● **Problem to solve**: Copy each line of the data below with the word "объем".

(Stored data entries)
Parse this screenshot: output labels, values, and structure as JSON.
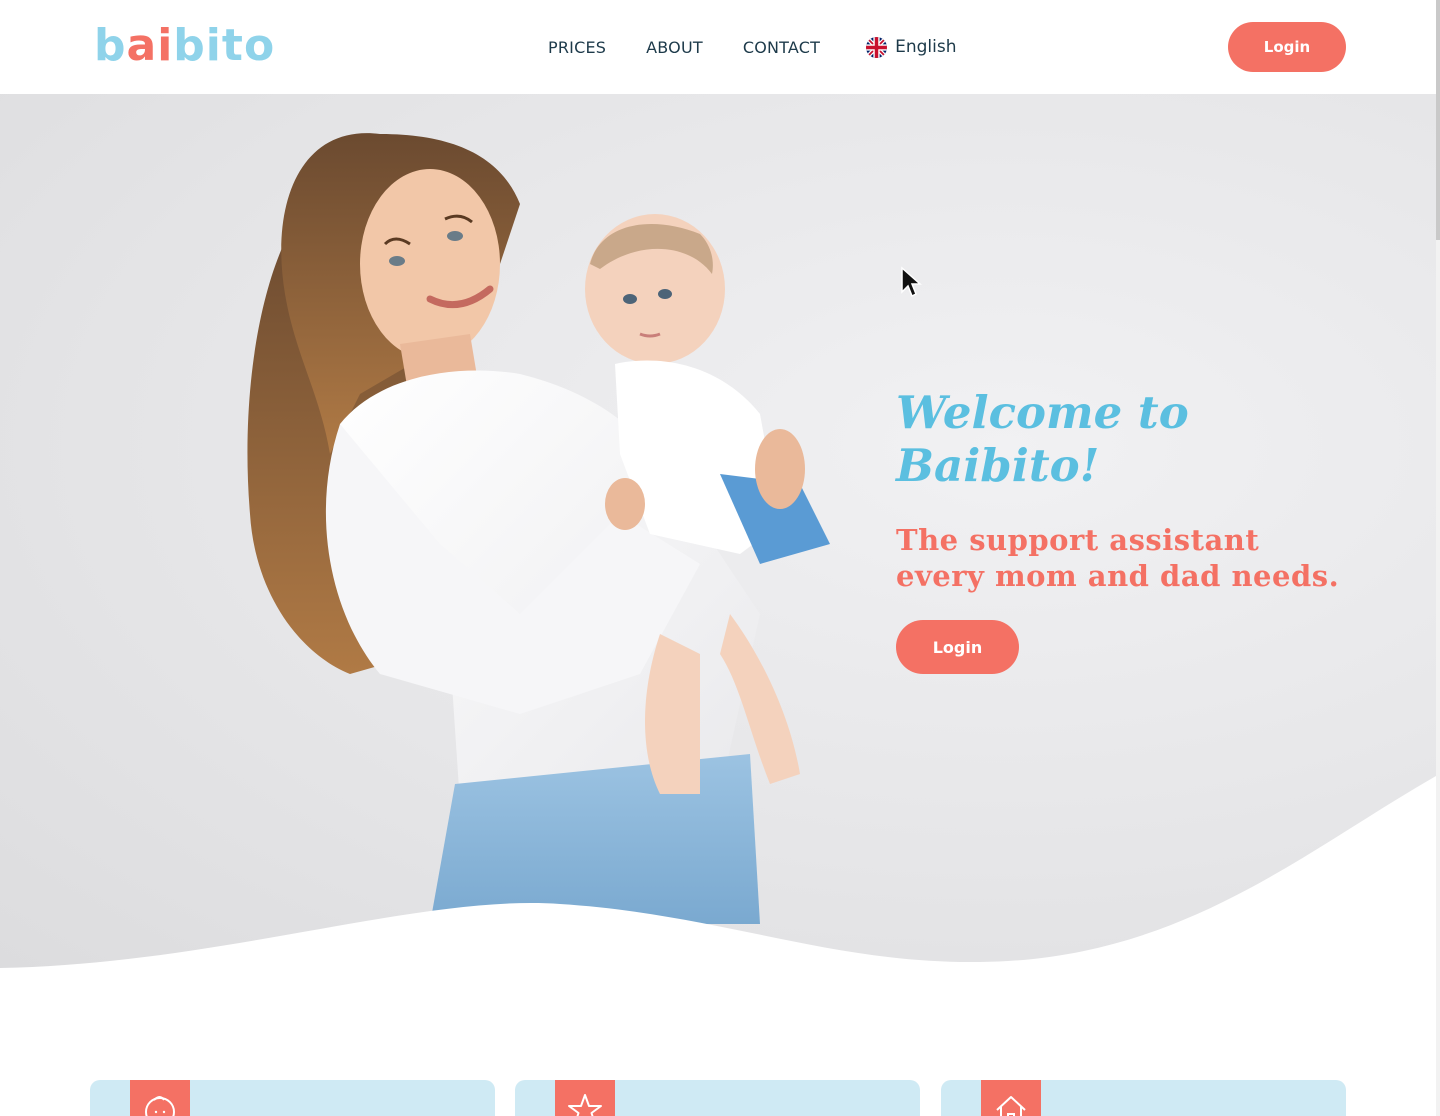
{
  "header": {
    "logo": {
      "letters": [
        "b",
        "a",
        "i",
        "b",
        "i",
        "t",
        "o"
      ]
    },
    "nav": [
      {
        "label": "PRICES"
      },
      {
        "label": "ABOUT"
      },
      {
        "label": "CONTACT"
      }
    ],
    "language": {
      "label": "English",
      "icon": "uk-flag-icon"
    },
    "login_label": "Login"
  },
  "hero": {
    "title": "Welcome to Baibito!",
    "subtitle": "The support assistant every mom and dad needs.",
    "login_label": "Login",
    "image": "mother-holding-baby-photo"
  },
  "feature_cards": [
    {
      "icon": "baby-face-icon"
    },
    {
      "icon": "star-icon"
    },
    {
      "icon": "home-icon"
    }
  ],
  "colors": {
    "accent": "#f47164",
    "brand_blue": "#5bbfe0",
    "card_bg": "#cfeaf4",
    "nav_text": "#1d3a4a"
  }
}
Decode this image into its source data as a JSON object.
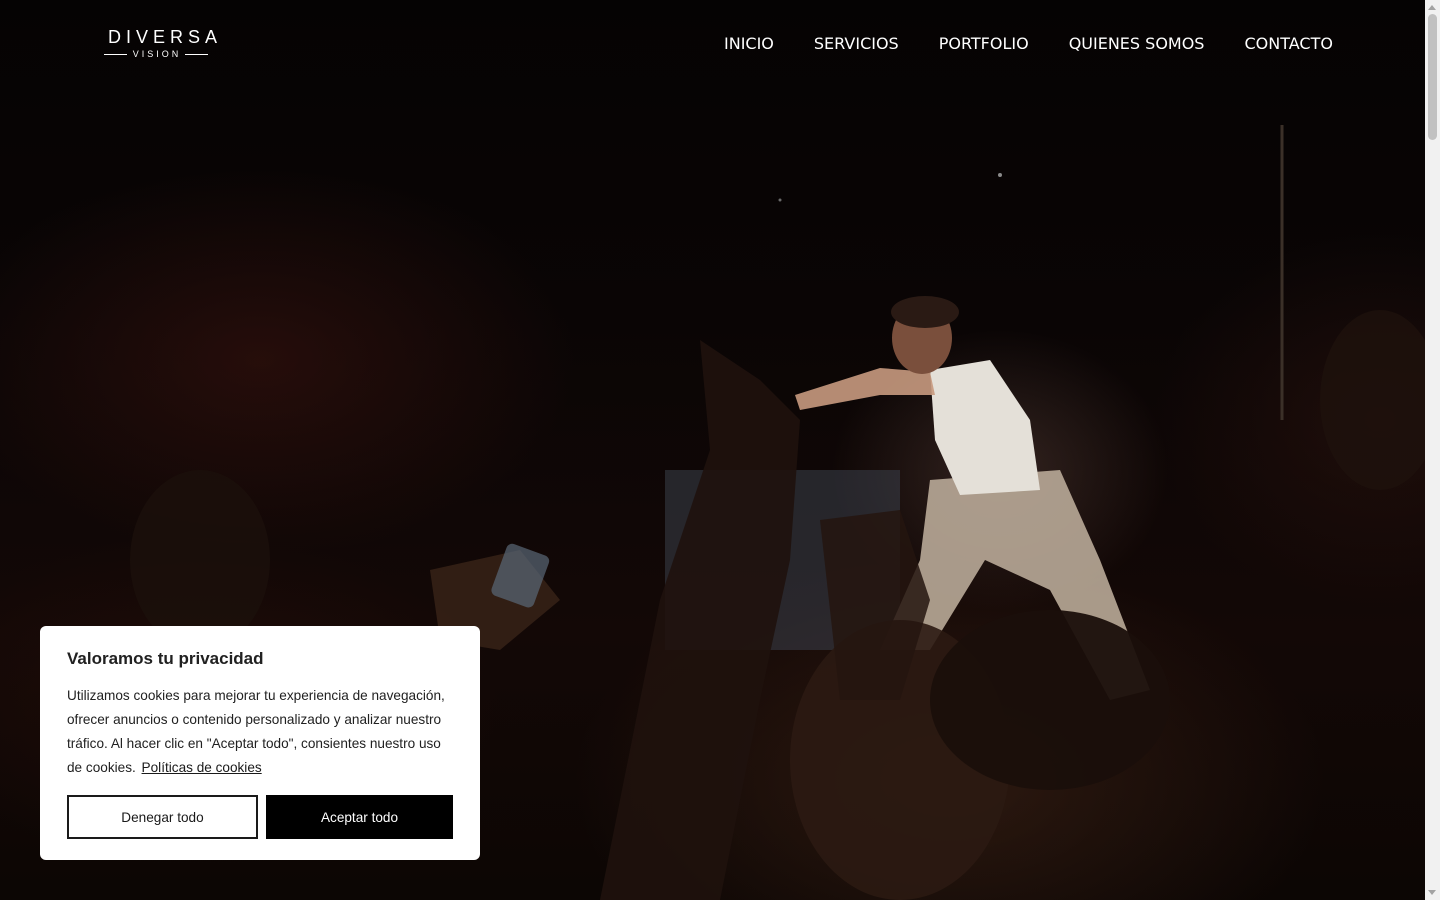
{
  "header": {
    "logo": {
      "top": "DIVERSA",
      "bottom": "VISION"
    },
    "nav": [
      {
        "label": "INICIO"
      },
      {
        "label": "SERVICIOS"
      },
      {
        "label": "PORTFOLIO"
      },
      {
        "label": "QUIENES SOMOS"
      },
      {
        "label": "CONTACTO"
      }
    ]
  },
  "hero": {
    "image": "concert-performer-photo"
  },
  "cookie_banner": {
    "title": "Valoramos tu privacidad",
    "text": "Utilizamos cookies para mejorar tu experiencia de navegación, ofrecer anuncios o contenido personalizado y analizar nuestro tráfico. Al hacer clic en \"Aceptar todo\", consientes nuestro uso de cookies.",
    "policy_link": "Políticas de cookies",
    "deny_label": "Denegar todo",
    "accept_label": "Aceptar todo"
  },
  "colors": {
    "background": "#000000",
    "nav_text": "#ffffff",
    "banner_bg": "#ffffff",
    "accept_bg": "#000000"
  }
}
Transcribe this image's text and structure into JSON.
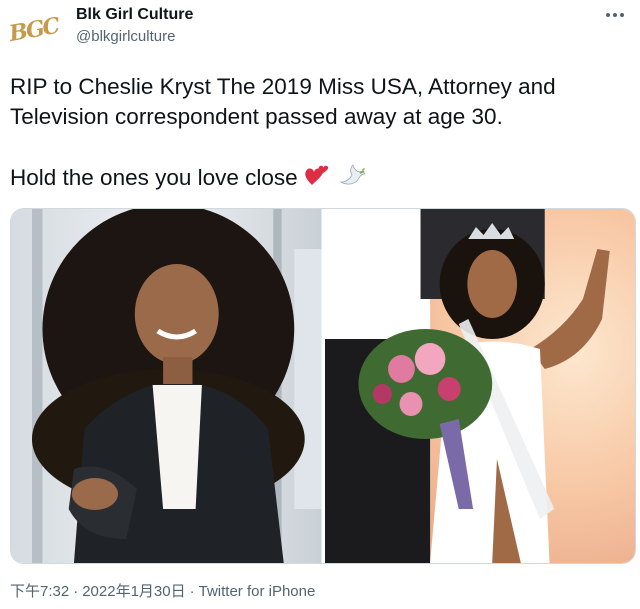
{
  "author": {
    "display_name": "Blk Girl Culture",
    "handle": "@blkgirlculture",
    "avatar_logo": "BGC"
  },
  "tweet": {
    "line1": "RIP to Cheslie Kryst The 2019 Miss USA, Attorney and Television correspondent passed away at age 30.",
    "line2": "Hold the ones you love close",
    "emojis": [
      "two-hearts-icon",
      "dove-icon"
    ]
  },
  "footer": {
    "time": "下午7:32",
    "date": "2022年1月30日",
    "source": "Twitter for iPhone",
    "separator": "·"
  },
  "colors": {
    "text": "#0f1419",
    "secondary": "#536471",
    "border": "#cfd9de",
    "logo_gold": "#c69a4a"
  }
}
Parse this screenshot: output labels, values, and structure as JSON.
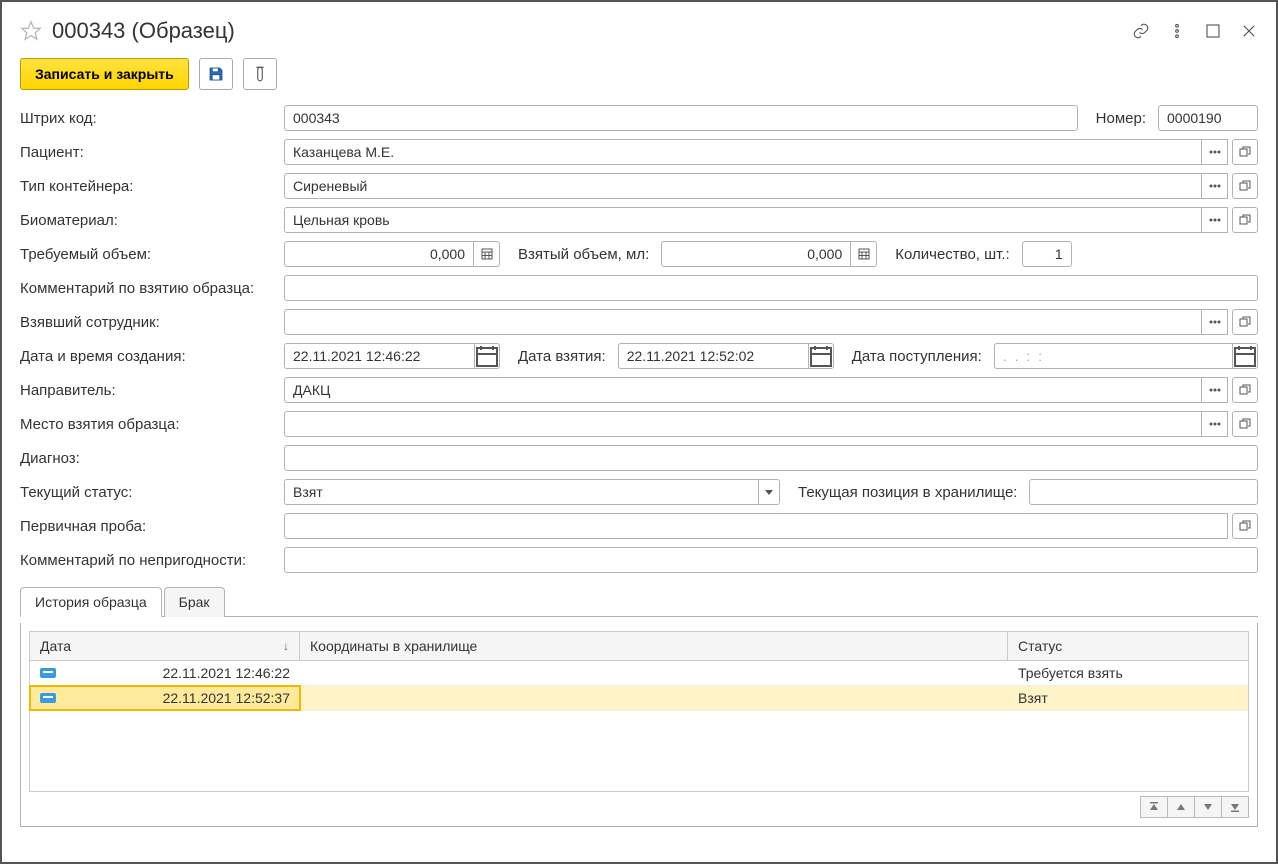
{
  "title": "000343 (Образец)",
  "toolbar": {
    "save_close_label": "Записать и закрыть"
  },
  "labels": {
    "barcode": "Штрих код:",
    "number": "Номер:",
    "patient": "Пациент:",
    "container_type": "Тип контейнера:",
    "biomaterial": "Биоматериал:",
    "required_volume": "Требуемый объем:",
    "taken_volume": "Взятый объем, мл:",
    "quantity": "Количество, шт.:",
    "sampling_comment": "Комментарий по взятию образца:",
    "taking_employee": "Взявший сотрудник:",
    "creation_date": "Дата и время создания:",
    "taken_date": "Дата взятия:",
    "arrival_date": "Дата поступления:",
    "referrer": "Направитель:",
    "sampling_place": "Место взятия образца:",
    "diagnosis": "Диагноз:",
    "current_status": "Текущий статус:",
    "storage_position": "Текущая позиция в хранилище:",
    "primary_sample": "Первичная проба:",
    "reject_comment": "Комментарий по непригодности:"
  },
  "values": {
    "barcode": "000343",
    "number": "0000190",
    "patient": "Казанцева М.Е.",
    "container_type": "Сиреневый",
    "biomaterial": "Цельная кровь",
    "required_volume": "0,000",
    "taken_volume": "0,000",
    "quantity": "1",
    "creation_date": "22.11.2021 12:46:22",
    "taken_date": "22.11.2021 12:52:02",
    "arrival_date_placeholder": ".  .       :  :",
    "referrer": "ДАКЦ",
    "current_status": "Взят"
  },
  "tabs": {
    "history": "История образца",
    "reject": "Брак"
  },
  "history_table": {
    "columns": {
      "date": "Дата",
      "coords": "Координаты в хранилище",
      "status": "Статус"
    },
    "rows": [
      {
        "date": "22.11.2021 12:46:22",
        "coords": "",
        "status": "Требуется взять"
      },
      {
        "date": "22.11.2021 12:52:37",
        "coords": "",
        "status": "Взят"
      }
    ]
  }
}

● **Exercise answer**:
    "required_volume": "Требуемый объем:",
    "taken_volume": "Взятый объем, мл:",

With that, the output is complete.